EXERCISE AIM ▸ Write out each line exactly as it stands, please.
----- ITEMS -----
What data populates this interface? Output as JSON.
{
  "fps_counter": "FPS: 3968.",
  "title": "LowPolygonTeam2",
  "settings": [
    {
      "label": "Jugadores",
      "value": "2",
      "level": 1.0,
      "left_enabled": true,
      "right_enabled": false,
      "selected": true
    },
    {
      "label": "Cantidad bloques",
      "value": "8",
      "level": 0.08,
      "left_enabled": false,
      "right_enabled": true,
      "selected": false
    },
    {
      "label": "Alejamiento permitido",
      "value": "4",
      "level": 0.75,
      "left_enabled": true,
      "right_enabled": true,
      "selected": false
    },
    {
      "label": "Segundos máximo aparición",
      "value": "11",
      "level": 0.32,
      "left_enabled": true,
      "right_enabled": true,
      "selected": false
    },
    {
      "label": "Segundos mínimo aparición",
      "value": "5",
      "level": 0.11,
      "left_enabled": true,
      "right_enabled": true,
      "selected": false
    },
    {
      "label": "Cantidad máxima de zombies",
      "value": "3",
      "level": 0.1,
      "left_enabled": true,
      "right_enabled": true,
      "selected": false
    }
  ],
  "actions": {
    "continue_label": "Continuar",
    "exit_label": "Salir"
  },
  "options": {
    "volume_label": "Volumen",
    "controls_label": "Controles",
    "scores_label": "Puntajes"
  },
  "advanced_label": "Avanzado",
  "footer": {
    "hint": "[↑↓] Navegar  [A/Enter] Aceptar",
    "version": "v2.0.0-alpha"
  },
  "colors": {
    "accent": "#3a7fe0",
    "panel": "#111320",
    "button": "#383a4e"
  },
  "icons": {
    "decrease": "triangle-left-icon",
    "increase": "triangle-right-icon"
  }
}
-----
CORRECT ANSWER ▸
What data populates this interface? Output as JSON.
{
  "fps_counter": "FPS: 3968.",
  "title": "LowPolygonTeam2",
  "settings": [
    {
      "label": "Jugadores",
      "value": "2",
      "level": 1.0,
      "left_enabled": true,
      "right_enabled": false,
      "selected": true
    },
    {
      "label": "Cantidad bloques",
      "value": "8",
      "level": 0.08,
      "left_enabled": false,
      "right_enabled": true,
      "selected": false
    },
    {
      "label": "Alejamiento permitido",
      "value": "4",
      "level": 0.75,
      "left_enabled": true,
      "right_enabled": true,
      "selected": false
    },
    {
      "label": "Segundos máximo aparición",
      "value": "11",
      "level": 0.32,
      "left_enabled": true,
      "right_enabled": true,
      "selected": false
    },
    {
      "label": "Segundos mínimo aparición",
      "value": "5",
      "level": 0.11,
      "left_enabled": true,
      "right_enabled": true,
      "selected": false
    },
    {
      "label": "Cantidad máxima de zombies",
      "value": "3",
      "level": 0.1,
      "left_enabled": true,
      "right_enabled": true,
      "selected": false
    }
  ],
  "actions": {
    "continue_label": "Continuar",
    "exit_label": "Salir"
  },
  "options": {
    "volume_label": "Volumen",
    "controls_label": "Controles",
    "scores_label": "Puntajes"
  },
  "advanced_label": "Avanzado",
  "footer": {
    "hint": "[↑↓] Navegar  [A/Enter] Aceptar",
    "version": "v2.0.0-alpha"
  },
  "colors": {
    "accent": "#3a7fe0",
    "panel": "#111320",
    "button": "#383a4e"
  },
  "icons": {
    "decrease": "triangle-left-icon",
    "increase": "triangle-right-icon"
  }
}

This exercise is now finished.